[Stored data]
= = = = =

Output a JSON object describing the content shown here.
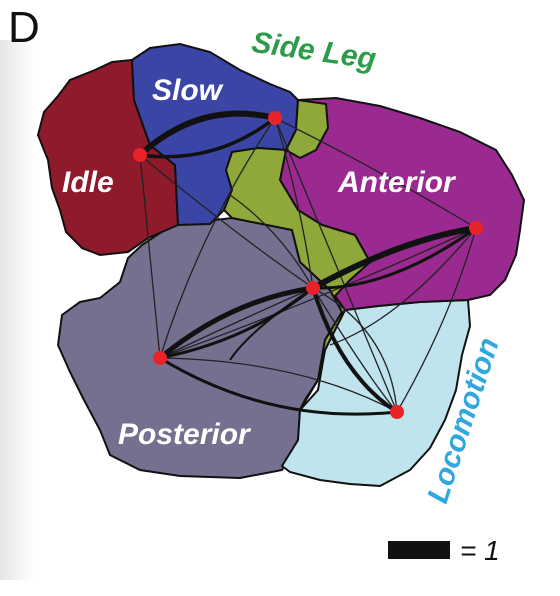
{
  "panel_letter": "D",
  "regions": {
    "slow": {
      "label": "Slow",
      "color": "#3a45a6"
    },
    "idle": {
      "label": "Idle",
      "color": "#8f1a2b"
    },
    "anterior": {
      "label": "Anterior",
      "color": "#9a2a8f"
    },
    "posterior": {
      "label": "Posterior",
      "color": "#757090"
    },
    "center": {
      "color": "#8ea83a"
    },
    "locomotion_region": {
      "color": "#bfe4ee"
    }
  },
  "outer_labels": {
    "side_leg": {
      "text": "Side Leg",
      "color": "#2e9b4a"
    },
    "locomotion": {
      "text": "Locomotion",
      "color": "#2fa8e0"
    }
  },
  "scale_bar": {
    "label": "= 1"
  },
  "node_color": "#e8232a"
}
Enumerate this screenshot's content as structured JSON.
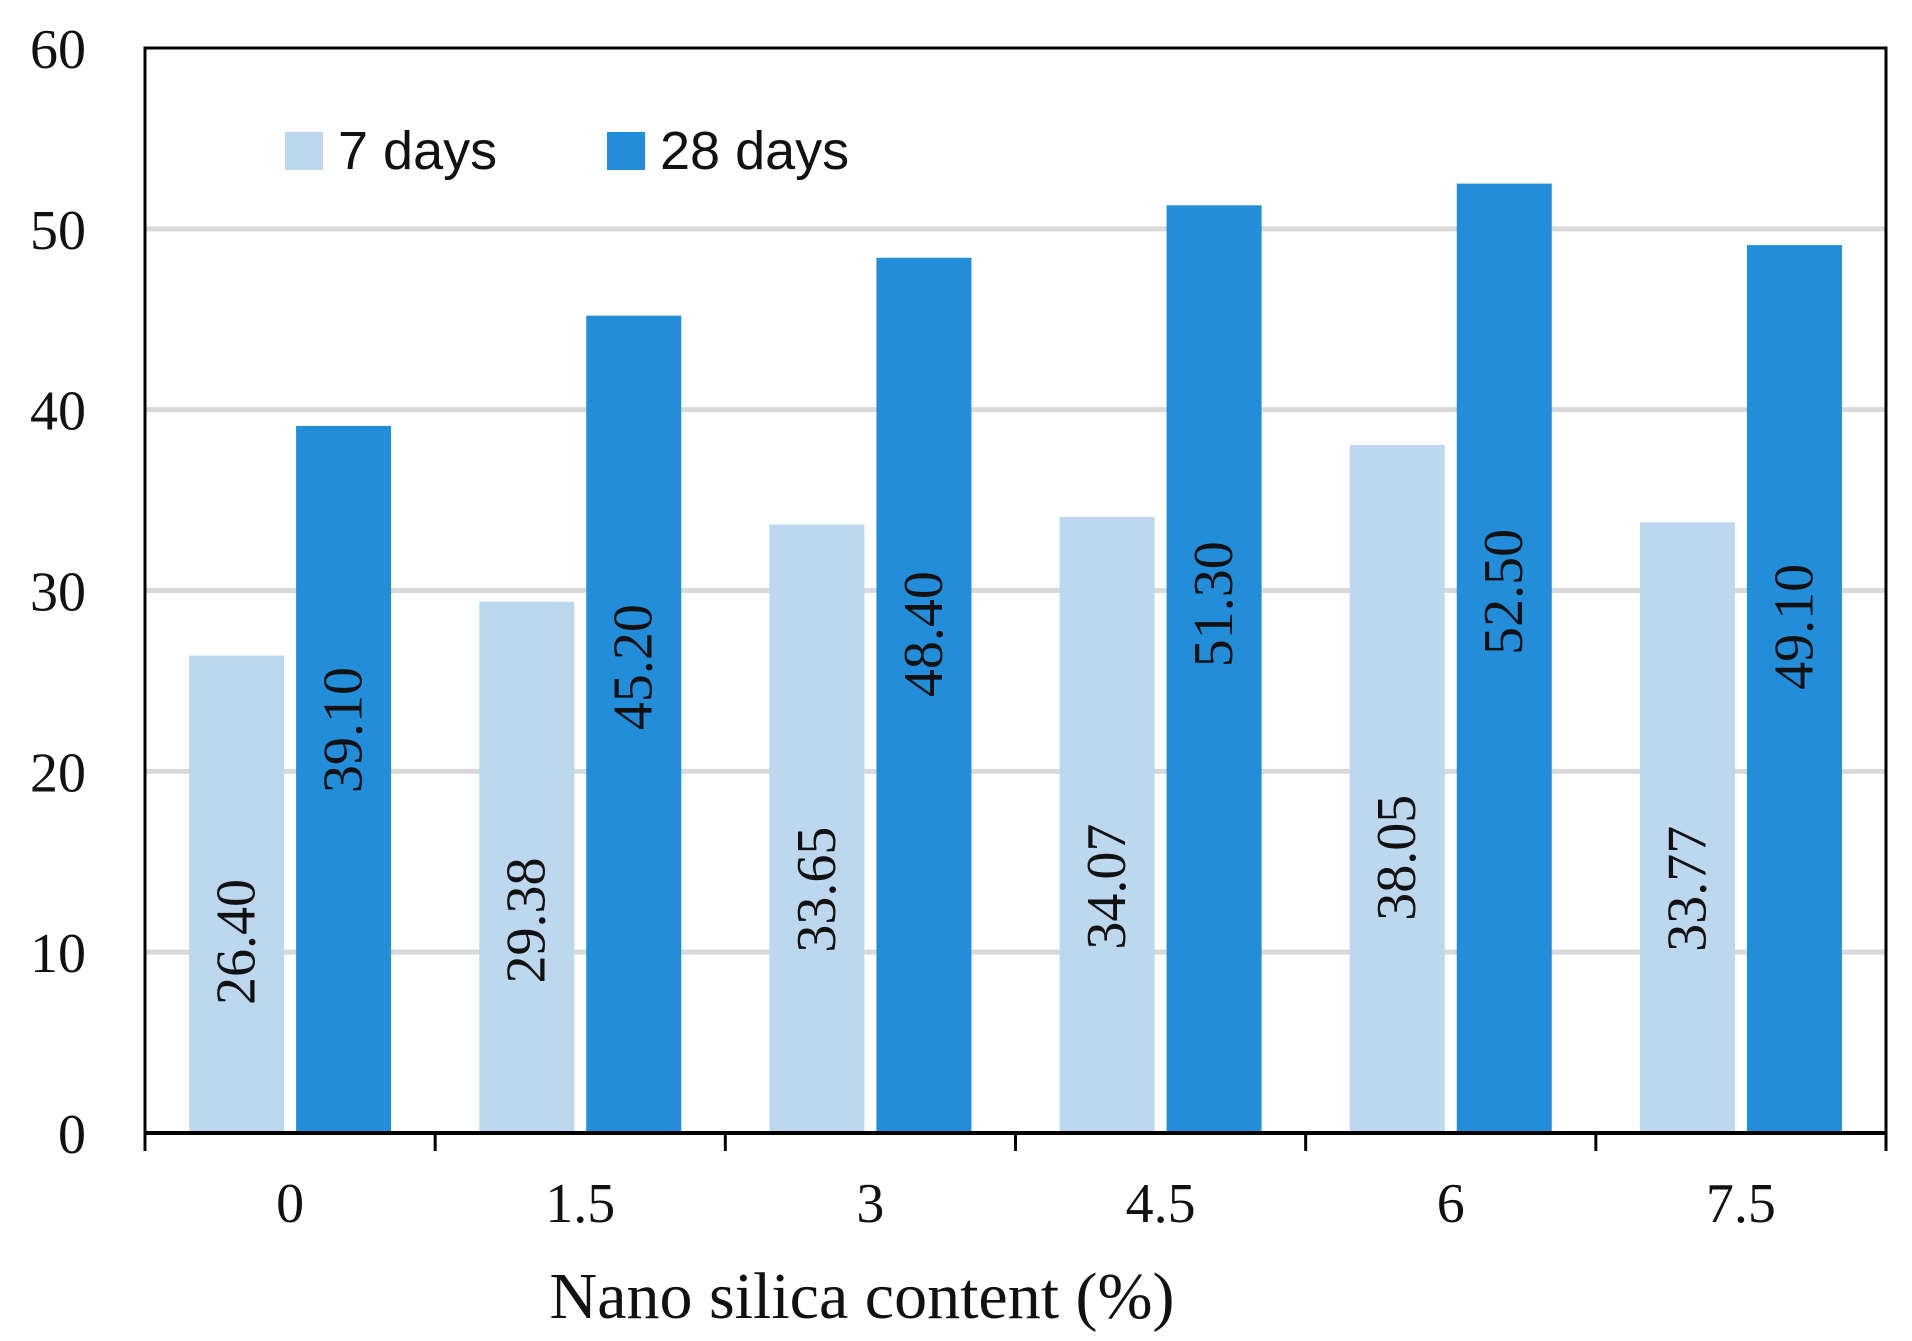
{
  "chart_data": {
    "type": "bar",
    "title": "",
    "xlabel": "Nano silica content (%)",
    "ylabel": "",
    "categories": [
      "0",
      "1.5",
      "3",
      "4.5",
      "6",
      "7.5"
    ],
    "series": [
      {
        "name": "7 days",
        "values": [
          26.4,
          29.38,
          33.65,
          34.07,
          38.05,
          33.77
        ],
        "labels": [
          "26.40",
          "29.38",
          "33.65",
          "34.07",
          "38.05",
          "33.77"
        ],
        "color": "#BDD7EE"
      },
      {
        "name": "28 days",
        "values": [
          39.1,
          45.2,
          48.4,
          51.3,
          52.5,
          49.1
        ],
        "labels": [
          "39.10",
          "45.20",
          "48.40",
          "51.30",
          "52.50",
          "49.10"
        ],
        "color": "#228DD8"
      }
    ],
    "ylim": [
      0,
      60
    ],
    "yticks": [
      0,
      10,
      20,
      30,
      40,
      50,
      60
    ],
    "ytick_labels": [
      "0",
      "10",
      "20",
      "30",
      "40",
      "50",
      "60"
    ],
    "grid": true,
    "grid_color": "#D9D9D9",
    "legend_position": "top-left",
    "data_label_orientation": "vertical"
  }
}
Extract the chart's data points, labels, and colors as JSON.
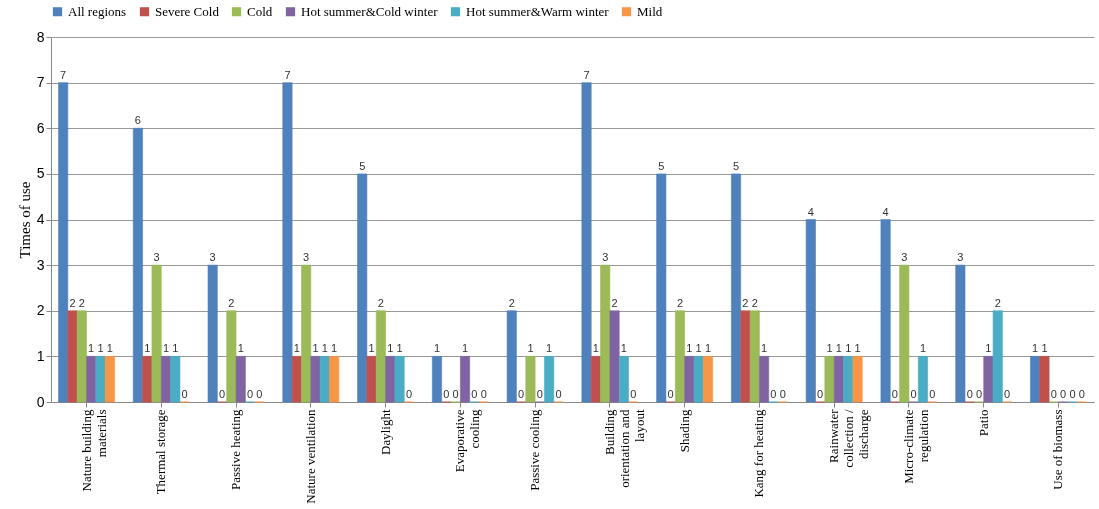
{
  "chart_data": {
    "type": "bar",
    "ylabel": "Times of use",
    "categories": [
      "Nature building materials",
      "Thermal storage",
      "Passive heating",
      "Nature ventilation",
      "Daylight",
      "Evaporative cooling",
      "Passive cooling",
      "Building orientation and layout",
      "Shading",
      "Kang for heating",
      "Rainwater collection / discharge",
      "Micro-climate regulation",
      "Patio",
      "Use of biomass"
    ],
    "series": [
      {
        "name": "All regions",
        "color": "#4f81bd",
        "values": [
          7,
          6,
          3,
          7,
          5,
          1,
          2,
          7,
          5,
          5,
          4,
          4,
          3,
          1
        ]
      },
      {
        "name": "Severe Cold",
        "color": "#c0504d",
        "values": [
          2,
          1,
          0,
          1,
          1,
          0,
          0,
          1,
          0,
          2,
          0,
          0,
          0,
          1
        ]
      },
      {
        "name": "Cold",
        "color": "#9bbb59",
        "values": [
          2,
          3,
          2,
          3,
          2,
          0,
          1,
          3,
          2,
          2,
          1,
          3,
          0,
          0
        ]
      },
      {
        "name": "Hot summer&Cold winter",
        "color": "#8064a2",
        "values": [
          1,
          1,
          1,
          1,
          1,
          1,
          0,
          2,
          1,
          1,
          1,
          0,
          1,
          0
        ]
      },
      {
        "name": "Hot summer&Warm winter",
        "color": "#4bacc6",
        "values": [
          1,
          1,
          0,
          1,
          1,
          0,
          1,
          1,
          1,
          0,
          1,
          1,
          2,
          0
        ]
      },
      {
        "name": "Mild",
        "color": "#f79646",
        "values": [
          1,
          0,
          0,
          1,
          0,
          0,
          0,
          0,
          1,
          0,
          1,
          0,
          0,
          0
        ]
      }
    ],
    "ylim": [
      0,
      8
    ],
    "yticks": [
      0,
      1,
      2,
      3,
      4,
      5,
      6,
      7,
      8
    ],
    "grid": "y",
    "legend": "top",
    "data_labels": true
  }
}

= = = = =

● **Description of the task**
Repeat the records in full, exactly as they appear, without the pictures.

● **Full response**
Output a JSON object describing the content shown here.
{
  "panel_letter": "D",
  "regions": {
    "slow": {
      "label": "Slow",
      "color": "#3a45a6"
    },
    "idle": {
      "label": "Idle",
      "color": "#8f1a2b"
    },
    "anterior": {
      "label": "Anterior",
      "color": "#9a2a8f"
    },
    "posterior": {
      "label": "Posterior",
      "color": "#757090"
    },
    "center": {
      "color": "#8ea83a"
    },
    "locomotion_region": {
      "color": "#bfe4ee"
    }
  },
  "outer_labels": {
    "side_leg": {
      "text": "Side Leg",
      "color": "#2e9b4a"
    },
    "locomotion": {
      "text": "Locomotion",
      "color": "#2fa8e0"
    }
  },
  "scale_bar": {
    "label": "= 1"
  },
  "node_color": "#e8232a"
}
Enumerate this screenshot's content as structured JSON.
{
  "chart_data": {
    "type": "bar",
    "title": "",
    "xlabel": "Nano silica content (%)",
    "ylabel": "",
    "categories": [
      "0",
      "1.5",
      "3",
      "4.5",
      "6",
      "7.5"
    ],
    "series": [
      {
        "name": "7 days",
        "values": [
          26.4,
          29.38,
          33.65,
          34.07,
          38.05,
          33.77
        ],
        "labels": [
          "26.40",
          "29.38",
          "33.65",
          "34.07",
          "38.05",
          "33.77"
        ],
        "color": "#BDD7EE"
      },
      {
        "name": "28 days",
        "values": [
          39.1,
          45.2,
          48.4,
          51.3,
          52.5,
          49.1
        ],
        "labels": [
          "39.10",
          "45.20",
          "48.40",
          "51.30",
          "52.50",
          "49.10"
        ],
        "color": "#228DD8"
      }
    ],
    "ylim": [
      0,
      60
    ],
    "yticks": [
      0,
      10,
      20,
      30,
      40,
      50,
      60
    ],
    "ytick_labels": [
      "0",
      "10",
      "20",
      "30",
      "40",
      "50",
      "60"
    ],
    "grid": true,
    "grid_color": "#D9D9D9",
    "legend_position": "top-left",
    "data_label_orientation": "vertical"
  }
}
Extract the chart's data points, labels, and colors as JSON.
{
  "chart_data": {
    "type": "bar",
    "ylabel": "Times of use",
    "categories": [
      "Nature building materials",
      "Thermal storage",
      "Passive heating",
      "Nature ventilation",
      "Daylight",
      "Evaporative cooling",
      "Passive cooling",
      "Building orientation and layout",
      "Shading",
      "Kang for heating",
      "Rainwater collection / discharge",
      "Micro-climate regulation",
      "Patio",
      "Use of biomass"
    ],
    "series": [
      {
        "name": "All regions",
        "color": "#4f81bd",
        "values": [
          7,
          6,
          3,
          7,
          5,
          1,
          2,
          7,
          5,
          5,
          4,
          4,
          3,
          1
        ]
      },
      {
        "name": "Severe Cold",
        "color": "#c0504d",
        "values": [
          2,
          1,
          0,
          1,
          1,
          0,
          0,
          1,
          0,
          2,
          0,
          0,
          0,
          1
        ]
      },
      {
        "name": "Cold",
        "color": "#9bbb59",
        "values": [
          2,
          3,
          2,
          3,
          2,
          0,
          1,
          3,
          2,
          2,
          1,
          3,
          0,
          0
        ]
      },
      {
        "name": "Hot summer&Cold winter",
        "color": "#8064a2",
        "values": [
          1,
          1,
          1,
          1,
          1,
          1,
          0,
          2,
          1,
          1,
          1,
          0,
          1,
          0
        ]
      },
      {
        "name": "Hot summer&Warm winter",
        "color": "#4bacc6",
        "values": [
          1,
          1,
          0,
          1,
          1,
          0,
          1,
          1,
          1,
          0,
          1,
          1,
          2,
          0
        ]
      },
      {
        "name": "Mild",
        "color": "#f79646",
        "values": [
          1,
          0,
          0,
          1,
          0,
          0,
          0,
          0,
          1,
          0,
          1,
          0,
          0,
          0
        ]
      }
    ],
    "ylim": [
      0,
      8
    ],
    "yticks": [
      0,
      1,
      2,
      3,
      4,
      5,
      6,
      7,
      8
    ],
    "grid": "y",
    "legend": "top",
    "data_labels": true
  }
}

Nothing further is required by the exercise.